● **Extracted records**
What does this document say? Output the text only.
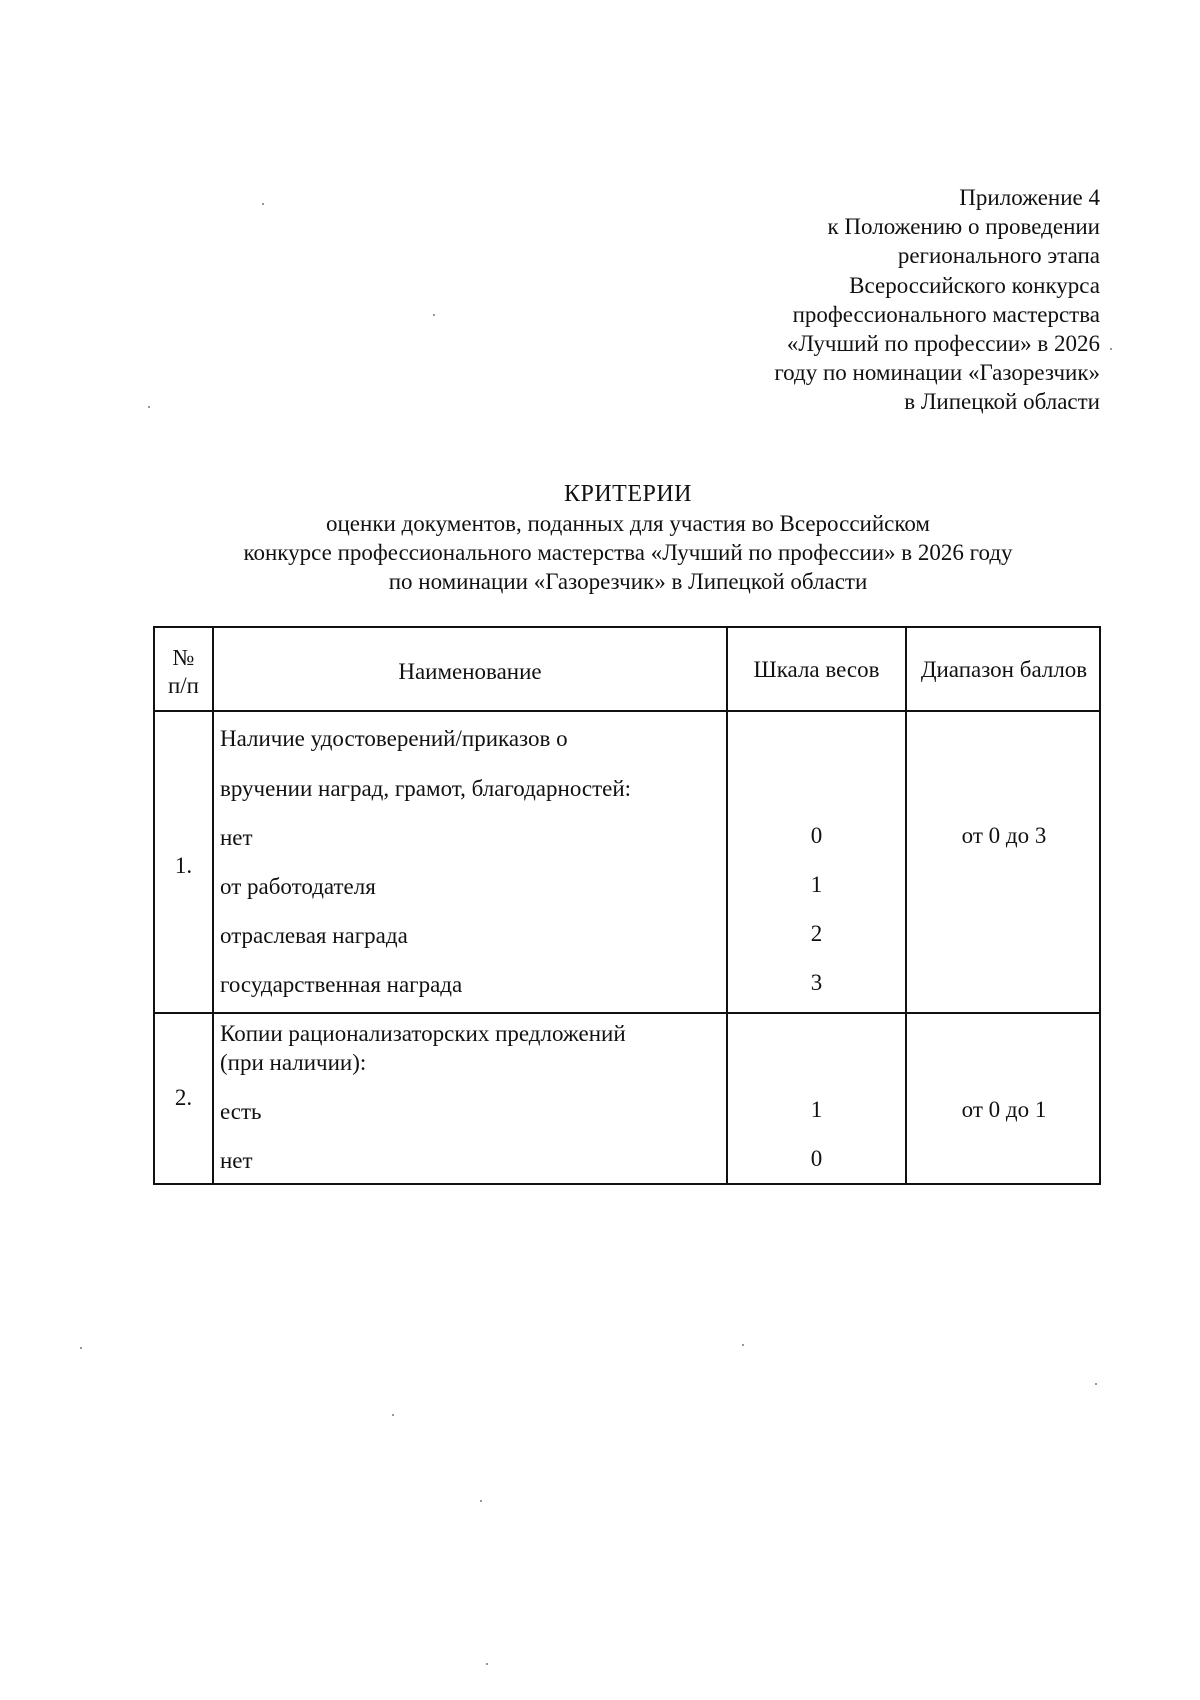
Приложение 4
к Положению о проведении
регионального этапа
Всероссийского конкурса
профессионального мастерства
«Лучший по профессии» в 2026
году по номинации «Газорезчик»
в Липецкой области
КРИТЕРИИ
оценки документов, поданных для участия во Всероссийском
конкурсе профессионального мастерства «Лучший по профессии» в 2026 году
по номинации «Газорезчик» в Липецкой области
№
п/п
Наименование	Шкала весов	Диапазон баллов
1.
Наличие удостоверений/приказов о
вручении наград, грамот, благодарностей:
нет
от работодателя
отраслевая награда
государственная награда
0
1
2
3
от 0 до 3
2.
Копии рационализаторских предложений
(при наличии):
есть
нет
1
0
от 0 до 1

● **Do this**
The required answer is a single number: the count of lines in the entries that hold the string "номинации".

● **Solution**
2